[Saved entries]
-- START --

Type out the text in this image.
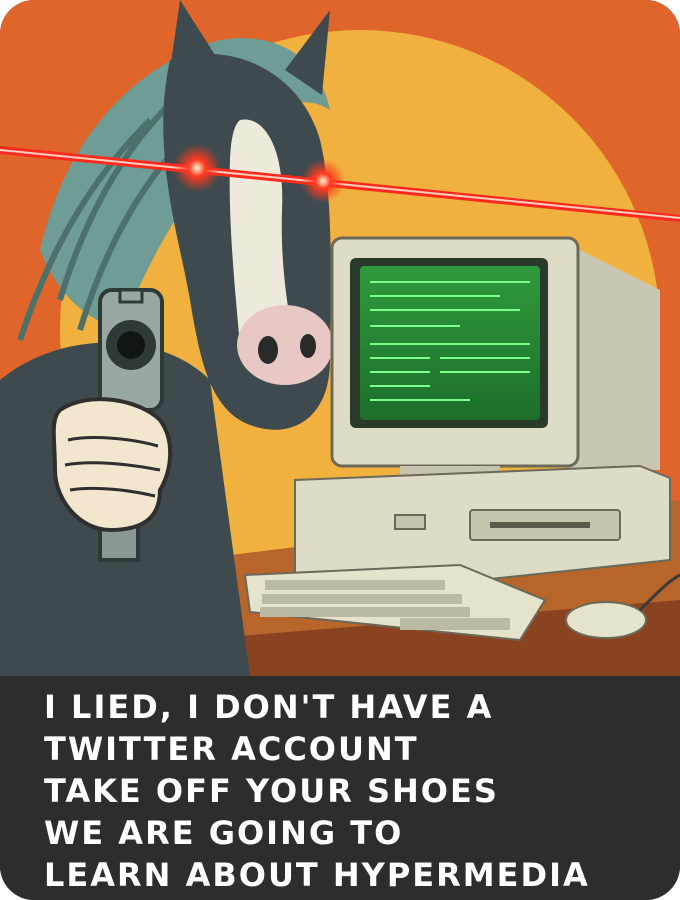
I LIED, I DON'T HAVE A
TWITTER ACCOUNT
TAKE OFF YOUR SHOES
WE ARE GOING TO
LEARN ABOUT HYPERMEDIA
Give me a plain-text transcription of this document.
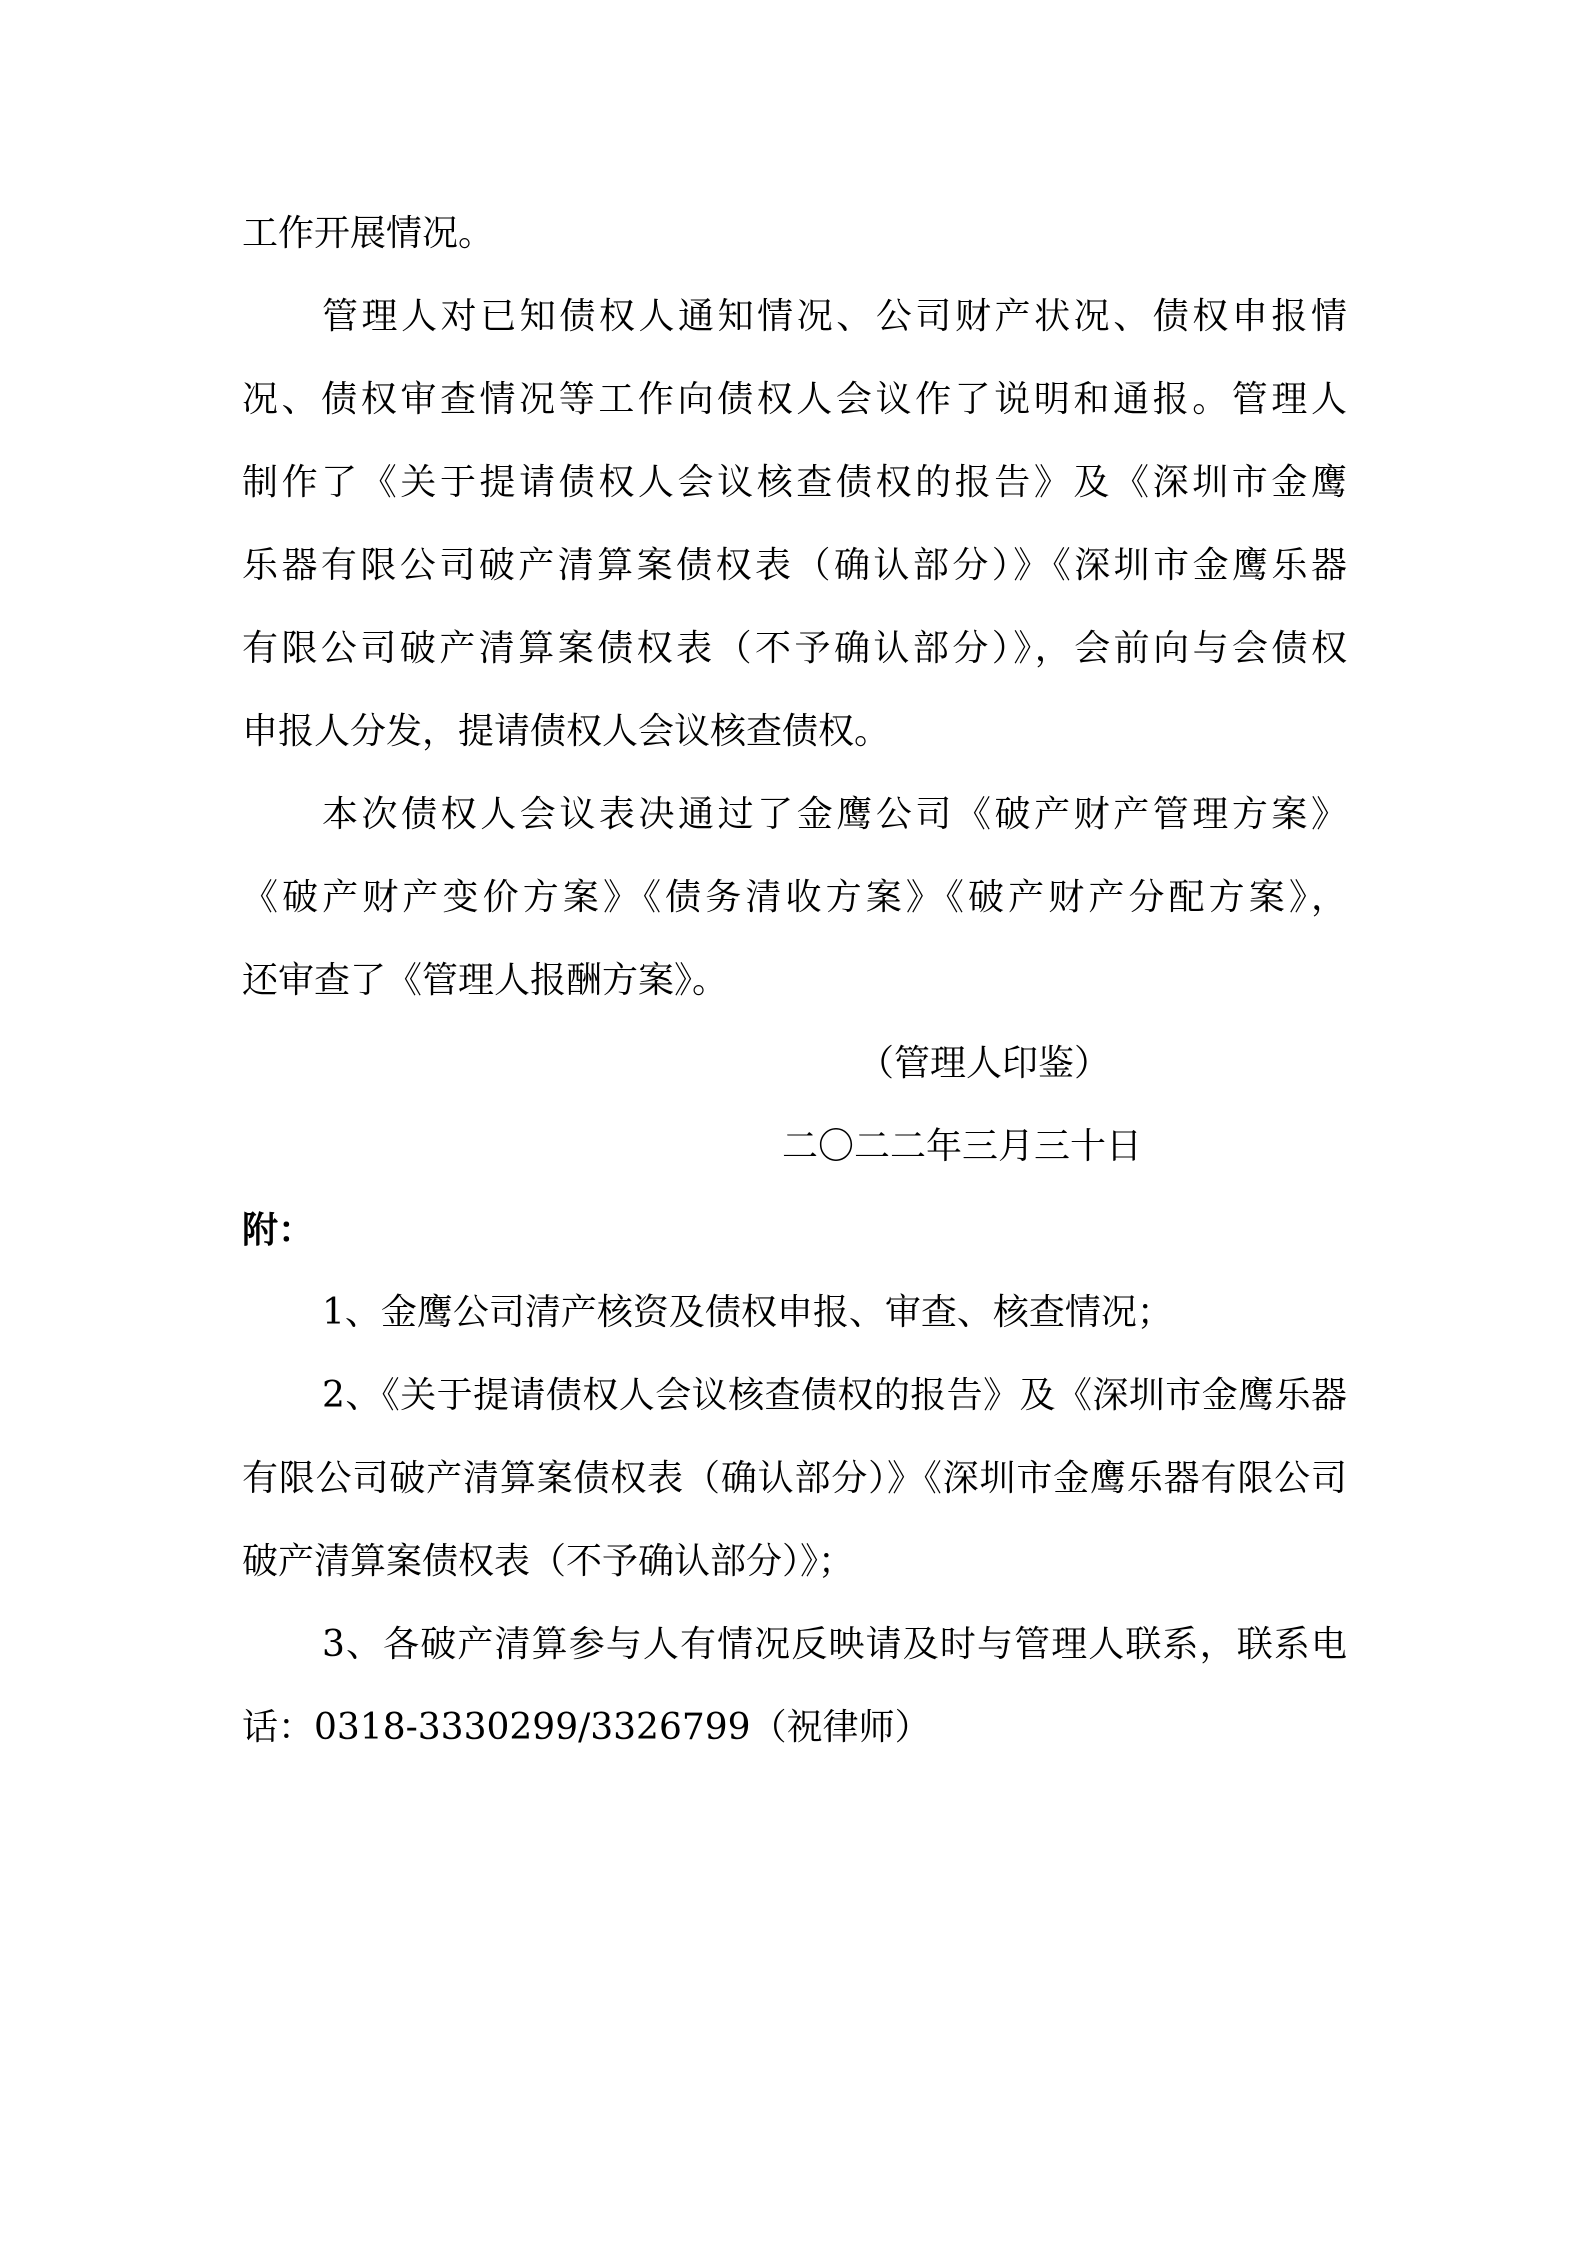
工作开展情况。
管理人对已知债权人通知情况、公司财产状况、债权申报情
况、债权审查情况等工作向债权人会议作了说明和通报。管理人
制作了《关于提请债权人会议核查债权的报告》及《深圳市金鹰
乐器有限公司破产清算案债权表（确认部分）》《深圳市金鹰乐器
有限公司破产清算案债权表（不予确认部分）》，会前向与会债权
申报人分发，提请债权人会议核查债权。
本次债权人会议表决通过了金鹰公司《破产财产管理方案》
《破产财产变价方案》《债务清收方案》《破产财产分配方案》，
还审查了《管理人报酬方案》。
（管理人印鉴）
二〇二二年三月三十日
附：
1、金鹰公司清产核资及债权申报、审查、核查情况；
2、《关于提请债权人会议核查债权的报告》及《深圳市金鹰乐器
有限公司破产清算案债权表（确认部分）》《深圳市金鹰乐器有限公司
破产清算案债权表（不予确认部分）》；
3、各破产清算参与人有情况反映请及时与管理人联系，联系电
话：0318-3330299/3326799（祝律师）
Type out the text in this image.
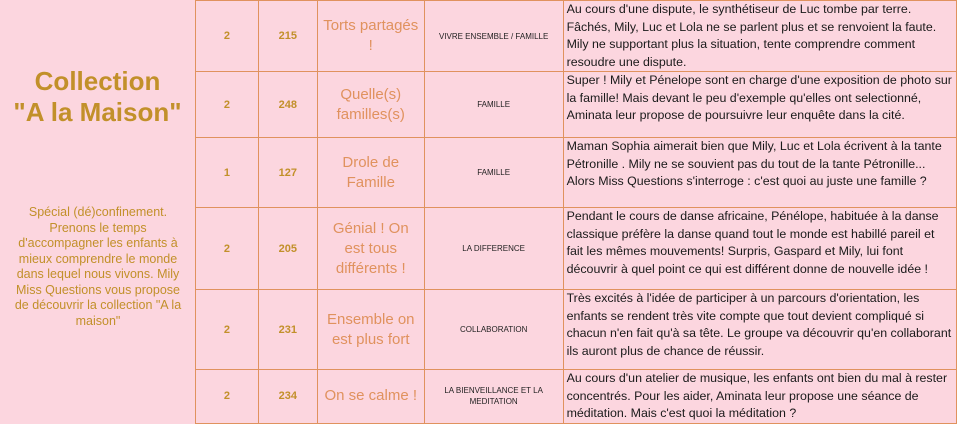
Collection
"A la Maison"
Spécial (dé)confinement. Prenons le temps d'accompagner les enfants à mieux comprendre le monde dans lequel nous vivons. Mily Miss Questions vous propose de découvrir la collection "A la maison"
2	215	Torts partagés !	VIVRE ENSEMBLE / FAMILLE	Au cours d'une dispute, le synthétiseur de Luc tombe par terre. Fâchés, Mily, Luc et Lola ne se parlent plus et se renvoient la faute. Mily ne supportant plus la situation, tente comprendre comment resoudre une dispute.
2	248	Quelle(s) familles(s)	FAMILLE	Super ! Mily et Pénelope sont en charge d'une exposition de photo sur la famille! Mais devant le peu d'exemple qu'elles ont selectionné, Aminata leur propose de poursuivre leur enquête dans la cité.
1	127	Drole de Famille	FAMILLE	Maman Sophia aimerait bien que Mily, Luc et Lola écrivent à la tante Pétronille . Mily ne se souvient pas du tout de la tante Pétronille... Alors Miss Questions s'interroge : c'est quoi au juste une famille ?
2	205	Génial ! On est tous différents !	LA DIFFERENCE	Pendant le cours de danse africaine, Pénélope, habituée à la danse classique préfère la danse quand tout le monde est habillé pareil et fait les mêmes mouvements! Surpris, Gaspard et Mily, lui font découvrir à quel point ce qui est différent donne de nouvelle idée !
2	231	Ensemble on est plus fort	COLLABORATION	Très excités à l'idée de participer à un parcours d'orientation, les enfants se rendent très vite compte que tout devient compliqué si chacun n'en fait qu'à sa tête. Le groupe va découvrir qu'en collaborant ils auront plus de chance de réussir.
2	234	On se calme !	LA BIENVEILLANCE ET LA MEDITATION	Au cours d'un atelier de musique, les enfants ont bien du mal à rester concentrés. Pour les aider, Aminata leur propose une séance de méditation. Mais c'est quoi la méditation ?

-- END --

• [YOUR GOAL]
All of the lines above should be retyped precisely, apart from the pictures.

• [OUTPUT BELOW]
Type out the text in this image.
I LIED, I DON'T HAVE A
TWITTER ACCOUNT
TAKE OFF YOUR SHOES
WE ARE GOING TO
LEARN ABOUT HYPERMEDIA
Give me a plain-text transcription of this document.
工作开展情况。
管理人对已知债权人通知情况、公司财产状况、债权申报情
况、债权审查情况等工作向债权人会议作了说明和通报。管理人
制作了《关于提请债权人会议核查债权的报告》及《深圳市金鹰
乐器有限公司破产清算案债权表（确认部分）》《深圳市金鹰乐器
有限公司破产清算案债权表（不予确认部分）》，会前向与会债权
申报人分发，提请债权人会议核查债权。
本次债权人会议表决通过了金鹰公司《破产财产管理方案》
《破产财产变价方案》《债务清收方案》《破产财产分配方案》，
还审查了《管理人报酬方案》。
（管理人印鉴）
二〇二二年三月三十日
附：
1、金鹰公司清产核资及债权申报、审查、核查情况；
2、《关于提请债权人会议核查债权的报告》及《深圳市金鹰乐器
有限公司破产清算案债权表（确认部分）》《深圳市金鹰乐器有限公司
破产清算案债权表（不予确认部分）》；
3、各破产清算参与人有情况反映请及时与管理人联系，联系电
话：0318-3330299/3326799（祝律师）
Type out the text in this image.
Collection
"A la Maison"
Spécial (dé)confinement. Prenons le temps d'accompagner les enfants à mieux comprendre le monde dans lequel nous vivons. Mily Miss Questions vous propose de découvrir la collection "A la maison"
2	215	Torts partagés !	VIVRE ENSEMBLE / FAMILLE	Au cours d'une dispute, le synthétiseur de Luc tombe par terre. Fâchés, Mily, Luc et Lola ne se parlent plus et se renvoient la faute. Mily ne supportant plus la situation, tente comprendre comment resoudre une dispute.
2	248	Quelle(s) familles(s)	FAMILLE	Super ! Mily et Pénelope sont en charge d'une exposition de photo sur la famille! Mais devant le peu d'exemple qu'elles ont selectionné, Aminata leur propose de poursuivre leur enquête dans la cité.
1	127	Drole de Famille	FAMILLE	Maman Sophia aimerait bien que Mily, Luc et Lola écrivent à la tante Pétronille . Mily ne se souvient pas du tout de la tante Pétronille... Alors Miss Questions s'interroge : c'est quoi au juste une famille ?
2	205	Génial ! On est tous différents !	LA DIFFERENCE	Pendant le cours de danse africaine, Pénélope, habituée à la danse classique préfère la danse quand tout le monde est habillé pareil et fait les mêmes mouvements! Surpris, Gaspard et Mily, lui font découvrir à quel point ce qui est différent donne de nouvelle idée !
2	231	Ensemble on est plus fort	COLLABORATION	Très excités à l'idée de participer à un parcours d'orientation, les enfants se rendent très vite compte que tout devient compliqué si chacun n'en fait qu'à sa tête. Le groupe va découvrir qu'en collaborant ils auront plus de chance de réussir.
2	234	On se calme !	LA BIENVEILLANCE ET LA MEDITATION	Au cours d'un atelier de musique, les enfants ont bien du mal à rester concentrés. Pour les aider, Aminata leur propose une séance de méditation. Mais c'est quoi la méditation ?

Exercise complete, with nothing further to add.